- **RECORDED DATA**:

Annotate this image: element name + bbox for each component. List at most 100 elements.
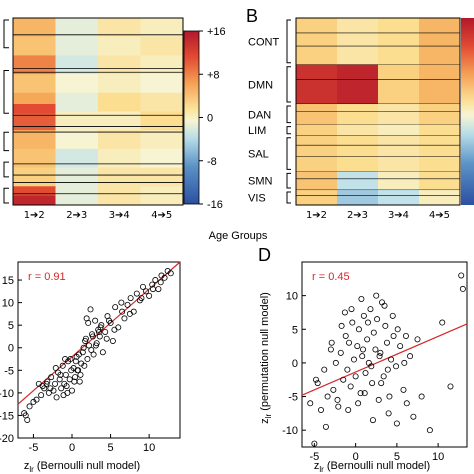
scatter-right-point bbox=[372, 346, 379, 353]
scatter-right-point bbox=[400, 386, 407, 393]
heatmap-left-cell bbox=[13, 36, 56, 56]
scatter-right-point bbox=[403, 400, 410, 407]
network-labels: CONT DMN DAN LIM SAL SMN VIS bbox=[248, 19, 291, 205]
colorbar-tick-label: 0 bbox=[207, 113, 213, 125]
scatter-left-point bbox=[85, 342, 92, 349]
scatter-right-point bbox=[357, 390, 364, 397]
heatmap-left-cell bbox=[13, 104, 56, 114]
heatmap-x-label: Age Groups bbox=[209, 230, 268, 242]
scatter-right-point bbox=[367, 306, 374, 313]
scatter-right-point bbox=[342, 332, 349, 339]
scatter-right-point bbox=[359, 353, 366, 360]
scatter-left-point bbox=[63, 383, 70, 390]
scatter-right-point bbox=[364, 336, 371, 343]
heatmap-right-cell bbox=[337, 171, 379, 191]
scatter-left-point bbox=[77, 371, 84, 378]
scatter-left-point bbox=[75, 351, 82, 358]
network-label: DAN bbox=[248, 109, 271, 121]
heatmap-right-tick-label: 4➔5 bbox=[429, 210, 450, 221]
heatmap-left-bracket bbox=[3, 69, 9, 114]
scatter-left-y-tick-label: 0 bbox=[8, 343, 14, 355]
scatter-right-point bbox=[354, 343, 361, 350]
scatter-right-point bbox=[313, 376, 320, 383]
scatter-right-point bbox=[364, 319, 371, 326]
scatter-left-point bbox=[53, 394, 60, 401]
scatter-left-point bbox=[90, 351, 97, 358]
heatmap-right-cell bbox=[378, 124, 420, 137]
network-bracket bbox=[286, 66, 291, 103]
scatter-left-point bbox=[126, 310, 133, 317]
scatter-right-point bbox=[322, 423, 329, 430]
scatter-right-point bbox=[390, 332, 397, 339]
scatter-right-point bbox=[388, 356, 395, 363]
heatmap-right-cell bbox=[419, 135, 461, 172]
heatmap-left-cell bbox=[140, 55, 184, 75]
heatmap-right-cell bbox=[337, 64, 379, 105]
colorbar-tick-label: +16 bbox=[207, 26, 226, 38]
heatmap-left-cell bbox=[55, 130, 99, 150]
heatmap-left-cell bbox=[98, 167, 141, 187]
scatter-left-point bbox=[149, 281, 156, 288]
scatter-right-y-tick-label: 10 bbox=[286, 291, 298, 303]
heatmap-left-bracket bbox=[3, 131, 9, 152]
scatter-right-point bbox=[348, 306, 355, 313]
heatmap-right-cell bbox=[419, 171, 461, 191]
scatter-right-axes bbox=[301, 261, 468, 448]
scatter-left-y-tick-label: 10 bbox=[2, 298, 14, 310]
scatter-right-point bbox=[397, 343, 404, 350]
scatter-left-point bbox=[102, 328, 109, 335]
heatmap-left-cell bbox=[55, 167, 99, 187]
scatter-right-point bbox=[358, 295, 365, 302]
heatmap-left-cell bbox=[98, 186, 141, 206]
scatter-right-point bbox=[377, 349, 384, 356]
scatter-right-point bbox=[393, 420, 400, 427]
scatter-left-point bbox=[71, 378, 78, 385]
scatter-right-point bbox=[368, 363, 375, 370]
scatter-left-point bbox=[33, 396, 40, 403]
scatter-left-point bbox=[58, 385, 65, 392]
heatmap-left-cell bbox=[55, 92, 99, 112]
scatter-left-point bbox=[82, 337, 89, 344]
heatmap-left-cell bbox=[98, 55, 141, 75]
scatter-left-point bbox=[111, 326, 118, 333]
scatter-right-point bbox=[386, 393, 393, 400]
heatmap-left-cell bbox=[140, 92, 184, 112]
scatter-right-point bbox=[393, 363, 400, 370]
colorbar-ticks: +16 +8 0 -8 -16 bbox=[199, 26, 226, 211]
scatter-left-point bbox=[103, 335, 110, 342]
scatter-left-y-tick-label: -15 bbox=[0, 410, 14, 422]
scatter-right-point bbox=[346, 339, 353, 346]
heatmap-left-tick-label: 2➔3 bbox=[66, 210, 87, 221]
scatter-right-point bbox=[380, 373, 387, 380]
scatter-right-point bbox=[374, 316, 381, 323]
heatmap-left-cell bbox=[98, 148, 141, 169]
heatmap-left-cell bbox=[140, 130, 184, 150]
scatter-left-x-tick-label: 0 bbox=[69, 442, 75, 454]
scatter-right-point bbox=[349, 319, 356, 326]
colorbar-right-edge bbox=[461, 18, 474, 205]
scatter-left-point bbox=[149, 286, 156, 293]
scatter-left-x-label: zlr (Bernoulli null model) bbox=[24, 460, 140, 474]
scatter-right-point bbox=[384, 366, 391, 373]
scatter-right-point bbox=[334, 396, 341, 403]
heatmap-left-cell bbox=[13, 130, 56, 150]
colorbar-tick-label: -8 bbox=[207, 156, 217, 168]
scatter-right-point bbox=[407, 353, 414, 360]
scatter-left-point bbox=[84, 356, 91, 363]
scatter-right-x-tick-label: 0 bbox=[353, 451, 359, 463]
heatmap-left-cell bbox=[55, 36, 99, 56]
scatter-right-point bbox=[418, 393, 425, 400]
heatmap-left-cell bbox=[140, 111, 184, 131]
scatter-right-point bbox=[307, 400, 314, 407]
heatmap-left-cell bbox=[13, 111, 56, 131]
scatter-left-point bbox=[143, 288, 150, 295]
network-bracket bbox=[286, 172, 291, 189]
heatmap-right-cell bbox=[378, 171, 420, 191]
scatter-left-x-tick-label: -5 bbox=[29, 442, 39, 454]
heatmap-left-bracket bbox=[3, 19, 9, 49]
network-label: CONT bbox=[248, 36, 279, 48]
scatter-right-point bbox=[376, 353, 383, 360]
heatmap-left-cell bbox=[98, 92, 141, 112]
scatter-right-point bbox=[332, 359, 339, 366]
scatter-right-point bbox=[355, 400, 362, 407]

- **REQUEST**: Swap "scatter-left-point" for "scatter-left-dot" everywhere in the data above and give all the lines again with nothing else changed. Leave the pictures out of your answer.

- **TASK SOLUTION**:
Annotate this image: element name + bbox for each component. List at most 100 elements.
scatter-right-point bbox=[372, 346, 379, 353]
scatter-right-point bbox=[400, 386, 407, 393]
heatmap-left-cell bbox=[13, 36, 56, 56]
scatter-right-point bbox=[403, 400, 410, 407]
network-labels: CONT DMN DAN LIM SAL SMN VIS bbox=[248, 19, 291, 205]
colorbar-tick-label: 0 bbox=[207, 113, 213, 125]
scatter-left-dot bbox=[85, 342, 92, 349]
scatter-right-point bbox=[357, 390, 364, 397]
heatmap-left-cell bbox=[13, 104, 56, 114]
heatmap-x-label: Age Groups bbox=[209, 230, 268, 242]
scatter-right-point bbox=[367, 306, 374, 313]
scatter-right-point bbox=[342, 332, 349, 339]
scatter-right-point bbox=[359, 353, 366, 360]
scatter-left-dot bbox=[63, 383, 70, 390]
scatter-right-point bbox=[364, 336, 371, 343]
heatmap-right-cell bbox=[337, 171, 379, 191]
scatter-left-dot bbox=[77, 371, 84, 378]
scatter-left-dot bbox=[75, 351, 82, 358]
network-label: DAN bbox=[248, 109, 271, 121]
heatmap-right-tick-label: 4➔5 bbox=[429, 210, 450, 221]
heatmap-left-bracket bbox=[3, 69, 9, 114]
scatter-left-y-tick-label: 0 bbox=[8, 343, 14, 355]
scatter-right-point bbox=[354, 343, 361, 350]
scatter-right-point bbox=[313, 376, 320, 383]
scatter-right-point bbox=[364, 319, 371, 326]
scatter-left-dot bbox=[53, 394, 60, 401]
scatter-left-dot bbox=[90, 351, 97, 358]
heatmap-right-cell bbox=[378, 124, 420, 137]
network-bracket bbox=[286, 66, 291, 103]
scatter-left-dot bbox=[126, 310, 133, 317]
scatter-right-point bbox=[322, 423, 329, 430]
scatter-right-point bbox=[390, 332, 397, 339]
scatter-right-point bbox=[388, 356, 395, 363]
heatmap-right-cell bbox=[419, 135, 461, 172]
heatmap-left-cell bbox=[140, 55, 184, 75]
heatmap-right-cell bbox=[337, 64, 379, 105]
colorbar-tick-label: +16 bbox=[207, 26, 226, 38]
heatmap-left-cell bbox=[55, 130, 99, 150]
heatmap-left-cell bbox=[98, 167, 141, 187]
scatter-left-dot bbox=[149, 281, 156, 288]
scatter-right-y-tick-label: 10 bbox=[286, 291, 298, 303]
heatmap-left-bracket bbox=[3, 131, 9, 152]
scatter-right-point bbox=[348, 306, 355, 313]
heatmap-right-cell bbox=[419, 171, 461, 191]
scatter-right-axes bbox=[301, 261, 468, 448]
scatter-left-y-tick-label: 10 bbox=[2, 298, 14, 310]
scatter-right-point bbox=[397, 343, 404, 350]
scatter-left-dot bbox=[102, 328, 109, 335]
heatmap-left-cell bbox=[55, 167, 99, 187]
scatter-right-point bbox=[358, 295, 365, 302]
heatmap-left-cell bbox=[98, 186, 141, 206]
scatter-right-point bbox=[377, 349, 384, 356]
scatter-right-point bbox=[393, 420, 400, 427]
scatter-left-dot bbox=[71, 378, 78, 385]
scatter-right-point bbox=[368, 363, 375, 370]
scatter-left-dot bbox=[33, 396, 40, 403]
scatter-left-dot bbox=[58, 385, 65, 392]
heatmap-left-cell bbox=[55, 92, 99, 112]
scatter-left-dot bbox=[82, 337, 89, 344]
heatmap-left-cell bbox=[98, 55, 141, 75]
scatter-left-dot bbox=[111, 326, 118, 333]
scatter-right-point bbox=[386, 393, 393, 400]
heatmap-left-cell bbox=[140, 92, 184, 112]
scatter-right-point bbox=[393, 363, 400, 370]
colorbar-ticks: +16 +8 0 -8 -16 bbox=[199, 26, 226, 211]
scatter-left-dot bbox=[103, 335, 110, 342]
scatter-left-y-tick-label: -15 bbox=[0, 410, 14, 422]
scatter-right-point bbox=[346, 339, 353, 346]
heatmap-left-tick-label: 2➔3 bbox=[66, 210, 87, 221]
scatter-right-point bbox=[380, 373, 387, 380]
scatter-right-point bbox=[374, 316, 381, 323]
heatmap-left-cell bbox=[98, 148, 141, 169]
heatmap-left-cell bbox=[140, 130, 184, 150]
scatter-left-x-tick-label: 0 bbox=[69, 442, 75, 454]
scatter-right-point bbox=[349, 319, 356, 326]
colorbar-right-edge bbox=[461, 18, 474, 205]
scatter-left-dot bbox=[149, 286, 156, 293]
scatter-left-x-label: zlr (Bernoulli null model) bbox=[24, 460, 140, 474]
scatter-right-point bbox=[384, 366, 391, 373]
scatter-right-point bbox=[334, 396, 341, 403]
heatmap-left-cell bbox=[13, 130, 56, 150]
colorbar-tick-label: -8 bbox=[207, 156, 217, 168]
scatter-right-point bbox=[407, 353, 414, 360]
scatter-left-dot bbox=[84, 356, 91, 363]
scatter-right-x-tick-label: 0 bbox=[353, 451, 359, 463]
heatmap-left-cell bbox=[55, 36, 99, 56]
scatter-right-point bbox=[418, 393, 425, 400]
heatmap-left-cell bbox=[140, 111, 184, 131]
scatter-right-point bbox=[307, 400, 314, 407]
heatmap-left-cell bbox=[13, 111, 56, 131]
scatter-left-dot bbox=[143, 288, 150, 295]
network-bracket bbox=[286, 172, 291, 189]
heatmap-right-cell bbox=[378, 171, 420, 191]
scatter-left-x-tick-label: -5 bbox=[29, 442, 39, 454]
heatmap-left-bracket bbox=[3, 19, 9, 49]
network-label: CONT bbox=[248, 36, 279, 48]
scatter-right-point bbox=[376, 353, 383, 360]
heatmap-left-cell bbox=[98, 92, 141, 112]
scatter-right-point bbox=[332, 359, 339, 366]
scatter-right-point bbox=[355, 400, 362, 407]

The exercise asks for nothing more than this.